**TEXT PASSAGE**.
— BEGIN —

The authors asserted that firms with scale, distribution and existing wealth platforms can use AI to expand advice without replacing the advisor role. They highlighted two mechanics for AI could lift broker economics: higher advisor capacity and lower servicing costs. Automating of routine tasks, faster portfolio analysis, and improved client reporting could let advisory teams handle larger books without proportionate head count growth.

For firms that already earn a meaningful share of revenue from net interest income, growing client cash balances in risk-off periods also provides an offset to weaker trading volumes. On that note, Morgan Stanley's analysts pointed to Schwab's "relatively high skew to net interest revenue (47%) with a securities portfolio that's poised to reprice (from sub 2% yields).” In theory, the firm's large sweep balances and fixed-income holdings could reprice into higher yields, bolstering earnings even as trading activity fluctuates.

— END —

**STORED RECORDS**.
— BEGIN —

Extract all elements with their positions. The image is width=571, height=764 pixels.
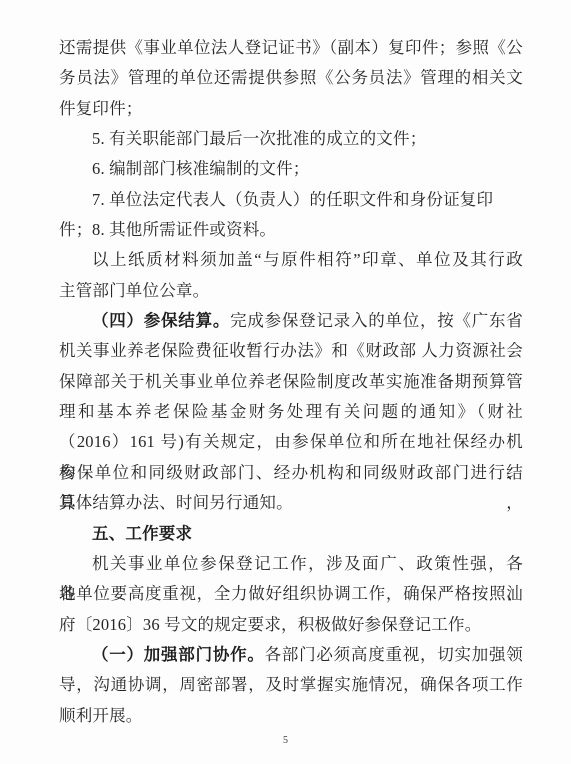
line-text: 完成参保登记录入的单位，按《广东省 [230,311,523,330]
list-item-line: 7. 单位法定代表人（负责人）的任职文件和身份证复印件； [59,185,523,215]
line-text: 各单位要高度重视，全力做好组织协调工作，确保严格按照汕 [59,584,523,603]
text-line: 以上纸质材料须加盖“与原件相符”印章、单位及其行政 [59,245,523,275]
document-body: 还需提供《事业单位法人登记证书》（副本）复印件；参照《公 务员法》管理的单位还需… [59,33,523,731]
text-line: 各单位要高度重视，全力做好组织协调工作，确保严格按照汕 [59,579,523,609]
page-number: 5 [0,735,571,746]
line-text: 件复印件； [59,99,143,118]
line-text: 5. 有关职能部门最后一次批准的成立的文件； [92,129,426,148]
text-line: （2016）161 号)有关规定，由参保单位和所在地社保经办机构、 [59,427,523,457]
line-text: 具体结算办法、时间另行通知。 [59,493,293,512]
list-item-line: 5. 有关职能部门最后一次批准的成立的文件； [59,124,523,154]
line-text: 还需提供《事业单位法人登记证书》（副本）复印件；参照《公 [59,38,523,57]
text-line: 件复印件； [59,94,523,124]
text-line: 顺利开展。 [59,701,523,731]
text-line: 参保单位和同级财政部门、经办机构和同级财政部门进行结算， [59,458,523,488]
list-item-line: 6. 编制部门核准编制的文件； [59,154,523,184]
line-text: 机关事业养老保险费征收暂行办法》和《财政部 人力资源社会 [59,341,523,360]
text-line: （一）加强部门协作。各部门必须高度重视，切实加强领 [59,640,523,670]
scanned-document-page: 还需提供《事业单位法人登记证书》（副本）复印件；参照《公 务员法》管理的单位还需… [0,0,571,764]
text-line: 主管部门单位公章。 [59,276,523,306]
text-line: 机关事业单位参保登记工作，涉及面广、政策性强，各地、 [59,549,523,579]
line-text: 顺利开展。 [59,706,143,725]
heading-text: 五、工作要求 [92,524,192,543]
line-text: 8. 其他所需证件或资料。 [92,220,276,239]
text-line: （四）参保结算。完成参保登记录入的单位，按《广东省 [59,306,523,336]
line-text: 以上纸质材料须加盖“与原件相符”印章、单位及其行政 [92,250,523,269]
list-item-line: 8. 其他所需证件或资料。 [59,215,523,245]
text-line: 保障部关于机关事业单位养老保险制度改革实施准备期预算管 [59,367,523,397]
text-line: 还需提供《事业单位法人登记证书》（副本）复印件；参照《公 [59,33,523,63]
line-text: 主管部门单位公章。 [59,281,209,300]
line-text: 务员法》管理的单位还需提供参照《公务员法》管理的相关文 [59,68,523,87]
line-bold-lead: （一）加强部门协作。 [92,645,265,664]
line-text: 保障部关于机关事业单位养老保险制度改革实施准备期预算管 [59,372,523,391]
text-line: 务员法》管理的单位还需提供参照《公务员法》管理的相关文 [59,63,523,93]
text-line: 府〔2016〕36 号文的规定要求，积极做好参保登记工作。 [59,610,523,640]
line-text: 各部门必须高度重视，切实加强领 [265,645,523,664]
line-text: 府〔2016〕36 号文的规定要求，积极做好参保登记工作。 [59,615,481,634]
text-line: 导，沟通协调，周密部署，及时掌握实施情况，确保各项工作 [59,670,523,700]
section-heading: 五、工作要求 [59,519,523,549]
line-text: 导，沟通协调，周密部署，及时掌握实施情况，确保各项工作 [59,675,523,694]
line-bold-lead: （四）参保结算。 [92,311,230,330]
line-text: 6. 编制部门核准编制的文件； [92,159,310,178]
text-line: 机关事业养老保险费征收暂行办法》和《财政部 人力资源社会 [59,336,523,366]
text-line: 理和基本养老保险基金财务处理有关问题的通知》（财社 [59,397,523,427]
line-text: 理和基本养老保险基金财务处理有关问题的通知》（财社 [59,402,523,421]
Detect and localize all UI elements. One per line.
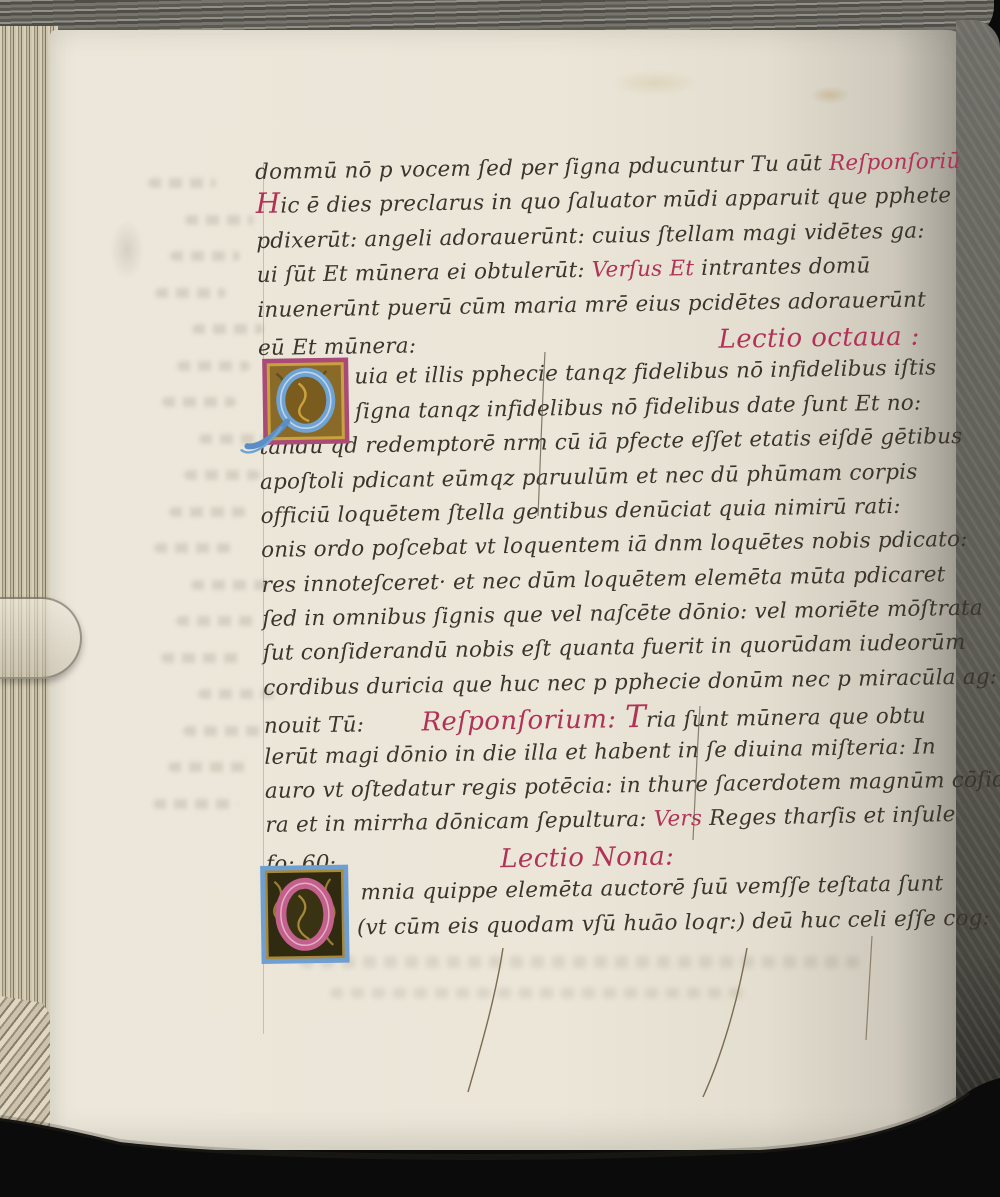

— END —

**WRITTEN TASKS**.
1. Print the passage on AI and broker economics between "The authors asserted" and "head count growth.", inclusive.
2. In the passage on AI and broker economics, condense the paragraph beginning "For firms that already earn" into a short bulleted list that keeps its main facts.
3. Extend the passage on AI and broker economics beyond its final sentence.

**TASK RESULTS**.
1.
The authors asserted that firms with scale, distribution and existing wealth platforms can use AI to expand advice without replacing the advisor role. They highlighted two mechanics for AI could lift broker economics: higher advisor capacity and lower servicing costs. Automating of routine tasks, faster portfolio analysis, and improved client reporting could let advisory teams handle larger books without proportionate head count growth.

2.
- Firms that earn a meaningful share of revenue from net interest income gain an offset to weaker trading volumes when client cash balances grow in risk-off periods.
- Morgan Stanley's analysts cited Schwab's relatively high skew to net interest revenue (47%) and a securities portfolio poised to reprice from sub-2% yields.
- In theory, Schwab's large sweep balances and fixed-income holdings could reprice into higher yields, supporting earnings even as trading activity fluctuates.

3.
While short-term market volatility could boost retail trading, the report warned that prolonged market drawdowns could sap engagement and depress transactional revenue, a pattern that hurt retail platforms during prior risk-off episodes. Rate uncertainty is another pivot point: deeper or earlier Fed cuts – which could be on the table as new troubles around inflation and economic growth pile up – would pressure net interest margins, undermining a key revenue cushion for some brokers.

Morgan Stanley is selectively constructive on the brokerage sector, with Schwab being the top pick as a tactical overweight for the current backdrop.

"We see [LPL Financial] as more of a 2nd-half story as it moves past its integration of Commonwealth Financial Network and focuses on outward advisor recruiting to support net new asset recovery," the report read.

The analysts held more nuanced appraisals for Robinhood and Raymond James, given their respective revenue mixes and exposure to trading and headwinds in investment-banking activity.